## Description of the task
Copy out the complete listing, word for word.
::::
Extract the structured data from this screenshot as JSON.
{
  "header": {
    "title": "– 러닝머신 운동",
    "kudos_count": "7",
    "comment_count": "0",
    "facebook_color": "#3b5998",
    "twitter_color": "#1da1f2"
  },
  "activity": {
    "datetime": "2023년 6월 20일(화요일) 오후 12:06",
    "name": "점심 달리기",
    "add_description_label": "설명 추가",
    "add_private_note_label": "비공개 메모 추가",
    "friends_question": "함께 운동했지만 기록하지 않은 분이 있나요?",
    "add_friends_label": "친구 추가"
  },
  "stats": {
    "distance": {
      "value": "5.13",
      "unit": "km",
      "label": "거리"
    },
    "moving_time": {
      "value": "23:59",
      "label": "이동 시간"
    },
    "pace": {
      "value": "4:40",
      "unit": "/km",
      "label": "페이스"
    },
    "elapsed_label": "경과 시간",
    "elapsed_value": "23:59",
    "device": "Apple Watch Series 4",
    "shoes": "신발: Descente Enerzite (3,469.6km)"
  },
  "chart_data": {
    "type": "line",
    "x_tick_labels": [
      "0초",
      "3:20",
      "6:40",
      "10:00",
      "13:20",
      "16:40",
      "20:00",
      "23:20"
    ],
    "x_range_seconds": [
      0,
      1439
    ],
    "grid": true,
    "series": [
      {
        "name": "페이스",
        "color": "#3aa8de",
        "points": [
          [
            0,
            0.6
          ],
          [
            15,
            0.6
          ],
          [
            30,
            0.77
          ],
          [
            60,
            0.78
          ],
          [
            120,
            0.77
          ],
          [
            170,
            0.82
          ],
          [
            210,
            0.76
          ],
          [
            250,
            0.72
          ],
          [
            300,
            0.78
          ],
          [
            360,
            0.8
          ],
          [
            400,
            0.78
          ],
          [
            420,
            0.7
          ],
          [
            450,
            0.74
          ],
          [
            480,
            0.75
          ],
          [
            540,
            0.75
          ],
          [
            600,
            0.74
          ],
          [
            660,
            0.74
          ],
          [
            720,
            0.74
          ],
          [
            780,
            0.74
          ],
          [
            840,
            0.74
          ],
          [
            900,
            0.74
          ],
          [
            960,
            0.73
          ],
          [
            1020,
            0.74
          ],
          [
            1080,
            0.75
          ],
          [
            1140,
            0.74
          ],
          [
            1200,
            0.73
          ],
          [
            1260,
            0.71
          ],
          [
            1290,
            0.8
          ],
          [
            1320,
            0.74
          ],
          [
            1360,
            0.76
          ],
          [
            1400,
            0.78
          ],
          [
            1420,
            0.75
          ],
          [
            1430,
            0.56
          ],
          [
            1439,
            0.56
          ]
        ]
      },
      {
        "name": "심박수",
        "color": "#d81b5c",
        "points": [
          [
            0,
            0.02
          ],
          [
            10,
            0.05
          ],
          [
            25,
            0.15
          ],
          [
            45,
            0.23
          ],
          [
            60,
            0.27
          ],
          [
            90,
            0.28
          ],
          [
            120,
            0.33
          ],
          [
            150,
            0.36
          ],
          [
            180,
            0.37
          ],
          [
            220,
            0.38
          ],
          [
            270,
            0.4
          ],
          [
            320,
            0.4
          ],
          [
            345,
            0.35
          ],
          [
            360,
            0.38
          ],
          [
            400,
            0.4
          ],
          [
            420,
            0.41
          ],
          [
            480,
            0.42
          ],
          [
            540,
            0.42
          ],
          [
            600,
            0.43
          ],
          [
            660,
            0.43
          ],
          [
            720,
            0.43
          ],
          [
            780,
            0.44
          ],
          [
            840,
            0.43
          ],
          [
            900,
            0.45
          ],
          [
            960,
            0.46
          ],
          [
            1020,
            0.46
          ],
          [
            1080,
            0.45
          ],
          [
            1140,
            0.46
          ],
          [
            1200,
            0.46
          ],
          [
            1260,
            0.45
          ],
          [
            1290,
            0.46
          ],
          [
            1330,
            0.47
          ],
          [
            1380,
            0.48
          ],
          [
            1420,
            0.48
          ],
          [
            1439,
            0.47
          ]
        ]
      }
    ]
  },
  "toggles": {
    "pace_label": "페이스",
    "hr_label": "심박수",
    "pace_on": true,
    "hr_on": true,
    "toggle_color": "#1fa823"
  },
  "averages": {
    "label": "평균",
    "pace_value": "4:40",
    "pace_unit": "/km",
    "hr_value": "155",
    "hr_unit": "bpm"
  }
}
::::
## Exercise response
Extract the structured data from this screenshot as JSON.
{
  "header": {
    "title": "– 러닝머신 운동",
    "kudos_count": "7",
    "comment_count": "0",
    "facebook_color": "#3b5998",
    "twitter_color": "#1da1f2"
  },
  "activity": {
    "datetime": "2023년 6월 20일(화요일) 오후 12:06",
    "name": "점심 달리기",
    "add_description_label": "설명 추가",
    "add_private_note_label": "비공개 메모 추가",
    "friends_question": "함께 운동했지만 기록하지 않은 분이 있나요?",
    "add_friends_label": "친구 추가"
  },
  "stats": {
    "distance": {
      "value": "5.13",
      "unit": "km",
      "label": "거리"
    },
    "moving_time": {
      "value": "23:59",
      "label": "이동 시간"
    },
    "pace": {
      "value": "4:40",
      "unit": "/km",
      "label": "페이스"
    },
    "elapsed_label": "경과 시간",
    "elapsed_value": "23:59",
    "device": "Apple Watch Series 4",
    "shoes": "신발: Descente Enerzite (3,469.6km)"
  },
  "chart_data": {
    "type": "line",
    "x_tick_labels": [
      "0초",
      "3:20",
      "6:40",
      "10:00",
      "13:20",
      "16:40",
      "20:00",
      "23:20"
    ],
    "x_range_seconds": [
      0,
      1439
    ],
    "grid": true,
    "series": [
      {
        "name": "페이스",
        "color": "#3aa8de",
        "points": [
          [
            0,
            0.6
          ],
          [
            15,
            0.6
          ],
          [
            30,
            0.77
          ],
          [
            60,
            0.78
          ],
          [
            120,
            0.77
          ],
          [
            170,
            0.82
          ],
          [
            210,
            0.76
          ],
          [
            250,
            0.72
          ],
          [
            300,
            0.78
          ],
          [
            360,
            0.8
          ],
          [
            400,
            0.78
          ],
          [
            420,
            0.7
          ],
          [
            450,
            0.74
          ],
          [
            480,
            0.75
          ],
          [
            540,
            0.75
          ],
          [
            600,
            0.74
          ],
          [
            660,
            0.74
          ],
          [
            720,
            0.74
          ],
          [
            780,
            0.74
          ],
          [
            840,
            0.74
          ],
          [
            900,
            0.74
          ],
          [
            960,
            0.73
          ],
          [
            1020,
            0.74
          ],
          [
            1080,
            0.75
          ],
          [
            1140,
            0.74
          ],
          [
            1200,
            0.73
          ],
          [
            1260,
            0.71
          ],
          [
            1290,
            0.8
          ],
          [
            1320,
            0.74
          ],
          [
            1360,
            0.76
          ],
          [
            1400,
            0.78
          ],
          [
            1420,
            0.75
          ],
          [
            1430,
            0.56
          ],
          [
            1439,
            0.56
          ]
        ]
      },
      {
        "name": "심박수",
        "color": "#d81b5c",
        "points": [
          [
            0,
            0.02
          ],
          [
            10,
            0.05
          ],
          [
            25,
            0.15
          ],
          [
            45,
            0.23
          ],
          [
            60,
            0.27
          ],
          [
            90,
            0.28
          ],
          [
            120,
            0.33
          ],
          [
            150,
            0.36
          ],
          [
            180,
            0.37
          ],
          [
            220,
            0.38
          ],
          [
            270,
            0.4
          ],
          [
            320,
            0.4
          ],
          [
            345,
            0.35
          ],
          [
            360,
            0.38
          ],
          [
            400,
            0.4
          ],
          [
            420,
            0.41
          ],
          [
            480,
            0.42
          ],
          [
            540,
            0.42
          ],
          [
            600,
            0.43
          ],
          [
            660,
            0.43
          ],
          [
            720,
            0.43
          ],
          [
            780,
            0.44
          ],
          [
            840,
            0.43
          ],
          [
            900,
            0.45
          ],
          [
            960,
            0.46
          ],
          [
            1020,
            0.46
          ],
          [
            1080,
            0.45
          ],
          [
            1140,
            0.46
          ],
          [
            1200,
            0.46
          ],
          [
            1260,
            0.45
          ],
          [
            1290,
            0.46
          ],
          [
            1330,
            0.47
          ],
          [
            1380,
            0.48
          ],
          [
            1420,
            0.48
          ],
          [
            1439,
            0.47
          ]
        ]
      }
    ]
  },
  "toggles": {
    "pace_label": "페이스",
    "hr_label": "심박수",
    "pace_on": true,
    "hr_on": true,
    "toggle_color": "#1fa823"
  },
  "averages": {
    "label": "평균",
    "pace_value": "4:40",
    "pace_unit": "/km",
    "hr_value": "155",
    "hr_unit": "bpm"
  }
}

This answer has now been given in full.